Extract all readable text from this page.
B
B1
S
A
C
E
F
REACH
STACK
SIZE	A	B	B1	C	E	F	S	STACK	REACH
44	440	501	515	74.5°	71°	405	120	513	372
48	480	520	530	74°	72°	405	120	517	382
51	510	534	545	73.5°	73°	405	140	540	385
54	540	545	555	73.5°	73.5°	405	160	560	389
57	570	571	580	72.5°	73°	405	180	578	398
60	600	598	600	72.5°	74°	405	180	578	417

**Aim**: Restate the data above word for word.

**Correct response**:
Extract all readable text from this page.
B
B1
S
A
C
E
F
REACH
STACK
SIZE	A	B	B1	C	E	F	S	STACK	REACH
44	440	501	515	74.5°	71°	405	120	513	372
48	480	520	530	74°	72°	405	120	517	382
51	510	534	545	73.5°	73°	405	140	540	385
54	540	545	555	73.5°	73.5°	405	160	560	389
57	570	571	580	72.5°	73°	405	180	578	398
60	600	598	600	72.5°	74°	405	180	578	417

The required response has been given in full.